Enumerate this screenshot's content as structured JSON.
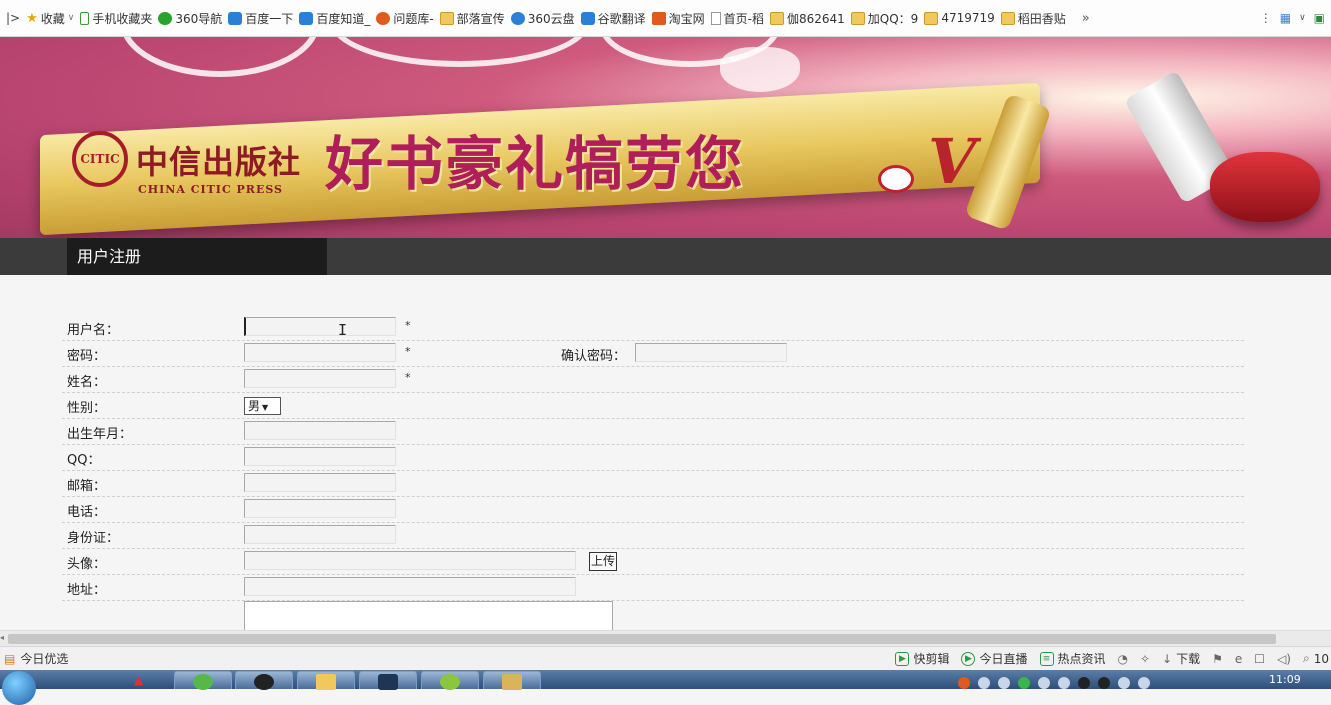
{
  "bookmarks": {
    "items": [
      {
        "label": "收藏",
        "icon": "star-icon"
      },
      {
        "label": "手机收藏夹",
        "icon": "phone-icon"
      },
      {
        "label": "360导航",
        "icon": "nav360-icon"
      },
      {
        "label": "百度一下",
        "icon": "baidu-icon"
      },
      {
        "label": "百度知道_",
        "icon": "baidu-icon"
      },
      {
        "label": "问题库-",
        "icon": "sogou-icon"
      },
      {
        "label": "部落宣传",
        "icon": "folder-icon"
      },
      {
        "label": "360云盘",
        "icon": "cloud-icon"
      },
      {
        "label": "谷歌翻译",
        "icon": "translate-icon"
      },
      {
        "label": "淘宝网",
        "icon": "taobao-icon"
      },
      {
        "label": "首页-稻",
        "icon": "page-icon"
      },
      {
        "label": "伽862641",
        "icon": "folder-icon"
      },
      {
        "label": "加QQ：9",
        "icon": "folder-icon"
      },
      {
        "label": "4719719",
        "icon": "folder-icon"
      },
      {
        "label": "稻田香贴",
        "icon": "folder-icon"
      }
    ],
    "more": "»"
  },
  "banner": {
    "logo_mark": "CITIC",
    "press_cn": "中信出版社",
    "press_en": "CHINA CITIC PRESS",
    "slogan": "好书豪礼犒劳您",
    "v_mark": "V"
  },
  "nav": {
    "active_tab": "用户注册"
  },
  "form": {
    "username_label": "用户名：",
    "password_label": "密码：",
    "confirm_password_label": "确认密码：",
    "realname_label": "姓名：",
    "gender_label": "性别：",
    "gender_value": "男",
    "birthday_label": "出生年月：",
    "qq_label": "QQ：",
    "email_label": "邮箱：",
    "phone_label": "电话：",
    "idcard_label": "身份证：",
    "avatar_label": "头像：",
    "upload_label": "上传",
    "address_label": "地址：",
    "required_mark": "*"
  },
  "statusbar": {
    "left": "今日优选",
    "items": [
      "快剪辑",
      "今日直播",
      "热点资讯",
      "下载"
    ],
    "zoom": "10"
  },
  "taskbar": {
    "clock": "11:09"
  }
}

EXERCISE PROMPT: Could you repeat all of the material exactly? Pictures should not be copied.

WRITTEN REPLY:
Enumerate this screenshot's content as structured JSON.
{
  "bookmarks": {
    "items": [
      {
        "label": "收藏",
        "icon": "star-icon"
      },
      {
        "label": "手机收藏夹",
        "icon": "phone-icon"
      },
      {
        "label": "360导航",
        "icon": "nav360-icon"
      },
      {
        "label": "百度一下",
        "icon": "baidu-icon"
      },
      {
        "label": "百度知道_",
        "icon": "baidu-icon"
      },
      {
        "label": "问题库-",
        "icon": "sogou-icon"
      },
      {
        "label": "部落宣传",
        "icon": "folder-icon"
      },
      {
        "label": "360云盘",
        "icon": "cloud-icon"
      },
      {
        "label": "谷歌翻译",
        "icon": "translate-icon"
      },
      {
        "label": "淘宝网",
        "icon": "taobao-icon"
      },
      {
        "label": "首页-稻",
        "icon": "page-icon"
      },
      {
        "label": "伽862641",
        "icon": "folder-icon"
      },
      {
        "label": "加QQ：9",
        "icon": "folder-icon"
      },
      {
        "label": "4719719",
        "icon": "folder-icon"
      },
      {
        "label": "稻田香贴",
        "icon": "folder-icon"
      }
    ],
    "more": "»"
  },
  "banner": {
    "logo_mark": "CITIC",
    "press_cn": "中信出版社",
    "press_en": "CHINA CITIC PRESS",
    "slogan": "好书豪礼犒劳您",
    "v_mark": "V"
  },
  "nav": {
    "active_tab": "用户注册"
  },
  "form": {
    "username_label": "用户名：",
    "password_label": "密码：",
    "confirm_password_label": "确认密码：",
    "realname_label": "姓名：",
    "gender_label": "性别：",
    "gender_value": "男",
    "birthday_label": "出生年月：",
    "qq_label": "QQ：",
    "email_label": "邮箱：",
    "phone_label": "电话：",
    "idcard_label": "身份证：",
    "avatar_label": "头像：",
    "upload_label": "上传",
    "address_label": "地址：",
    "required_mark": "*"
  },
  "statusbar": {
    "left": "今日优选",
    "items": [
      "快剪辑",
      "今日直播",
      "热点资讯",
      "下载"
    ],
    "zoom": "10"
  },
  "taskbar": {
    "clock": "11:09"
  }
}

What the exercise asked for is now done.